◆ **What is expected**
Count every line that holds the string "image", and report the number alone.

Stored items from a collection
------------------------------------
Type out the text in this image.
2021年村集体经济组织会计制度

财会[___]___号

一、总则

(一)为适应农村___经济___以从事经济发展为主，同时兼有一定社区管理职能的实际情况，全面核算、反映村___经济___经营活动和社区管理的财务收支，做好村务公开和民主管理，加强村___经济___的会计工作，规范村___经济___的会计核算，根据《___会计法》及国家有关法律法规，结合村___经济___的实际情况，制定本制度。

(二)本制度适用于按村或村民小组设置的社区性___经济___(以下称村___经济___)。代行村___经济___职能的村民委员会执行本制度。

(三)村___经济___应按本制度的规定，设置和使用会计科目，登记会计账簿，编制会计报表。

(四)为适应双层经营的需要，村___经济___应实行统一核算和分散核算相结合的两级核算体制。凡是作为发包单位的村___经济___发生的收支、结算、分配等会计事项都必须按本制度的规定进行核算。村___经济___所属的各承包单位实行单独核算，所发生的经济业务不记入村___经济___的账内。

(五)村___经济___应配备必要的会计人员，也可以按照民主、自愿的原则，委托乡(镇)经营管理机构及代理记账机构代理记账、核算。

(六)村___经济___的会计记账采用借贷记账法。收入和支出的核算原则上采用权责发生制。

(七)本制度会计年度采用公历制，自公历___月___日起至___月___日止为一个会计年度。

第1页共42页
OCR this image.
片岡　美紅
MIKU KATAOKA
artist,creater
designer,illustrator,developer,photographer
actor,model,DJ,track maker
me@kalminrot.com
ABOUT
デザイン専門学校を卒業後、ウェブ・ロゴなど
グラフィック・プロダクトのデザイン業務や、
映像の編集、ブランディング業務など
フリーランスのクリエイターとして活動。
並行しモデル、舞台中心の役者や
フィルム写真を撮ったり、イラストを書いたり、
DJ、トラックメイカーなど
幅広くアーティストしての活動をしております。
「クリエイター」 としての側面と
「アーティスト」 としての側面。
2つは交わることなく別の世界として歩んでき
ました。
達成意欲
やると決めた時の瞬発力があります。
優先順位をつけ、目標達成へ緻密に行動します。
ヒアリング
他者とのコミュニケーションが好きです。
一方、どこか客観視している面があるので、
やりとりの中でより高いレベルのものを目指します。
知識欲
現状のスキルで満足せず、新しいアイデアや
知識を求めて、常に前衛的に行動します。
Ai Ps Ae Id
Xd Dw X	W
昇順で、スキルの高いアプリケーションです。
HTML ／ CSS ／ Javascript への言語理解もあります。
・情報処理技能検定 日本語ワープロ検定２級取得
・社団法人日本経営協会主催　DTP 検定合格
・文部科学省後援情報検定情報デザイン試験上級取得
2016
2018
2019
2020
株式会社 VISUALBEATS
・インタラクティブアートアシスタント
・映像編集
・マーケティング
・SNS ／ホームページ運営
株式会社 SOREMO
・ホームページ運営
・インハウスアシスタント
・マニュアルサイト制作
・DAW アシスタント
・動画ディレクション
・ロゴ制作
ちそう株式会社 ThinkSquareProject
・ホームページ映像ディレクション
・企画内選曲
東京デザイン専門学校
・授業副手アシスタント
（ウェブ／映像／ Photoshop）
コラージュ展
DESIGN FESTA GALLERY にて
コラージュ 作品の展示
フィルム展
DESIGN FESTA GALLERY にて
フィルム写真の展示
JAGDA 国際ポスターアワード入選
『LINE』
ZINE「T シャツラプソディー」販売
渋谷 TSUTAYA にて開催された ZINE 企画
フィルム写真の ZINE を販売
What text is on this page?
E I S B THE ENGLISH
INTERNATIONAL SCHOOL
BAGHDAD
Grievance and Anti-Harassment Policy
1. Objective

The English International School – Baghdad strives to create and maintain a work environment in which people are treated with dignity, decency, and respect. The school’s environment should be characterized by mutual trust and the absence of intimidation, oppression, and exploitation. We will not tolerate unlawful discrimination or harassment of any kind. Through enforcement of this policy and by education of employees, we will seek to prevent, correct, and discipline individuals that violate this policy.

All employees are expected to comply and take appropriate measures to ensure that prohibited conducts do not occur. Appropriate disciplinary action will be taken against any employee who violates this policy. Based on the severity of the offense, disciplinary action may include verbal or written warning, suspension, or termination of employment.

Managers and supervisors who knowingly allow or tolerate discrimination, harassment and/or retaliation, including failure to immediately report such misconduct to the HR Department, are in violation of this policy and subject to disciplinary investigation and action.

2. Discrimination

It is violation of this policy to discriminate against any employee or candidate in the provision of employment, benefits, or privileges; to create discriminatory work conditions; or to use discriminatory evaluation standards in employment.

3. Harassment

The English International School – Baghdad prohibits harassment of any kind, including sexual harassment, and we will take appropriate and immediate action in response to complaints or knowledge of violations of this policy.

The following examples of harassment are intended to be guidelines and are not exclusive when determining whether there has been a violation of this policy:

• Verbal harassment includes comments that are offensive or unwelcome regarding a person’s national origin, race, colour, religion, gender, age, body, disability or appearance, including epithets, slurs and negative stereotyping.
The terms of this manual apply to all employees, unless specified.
------------------------------------
◆ **Response to this exercise**
2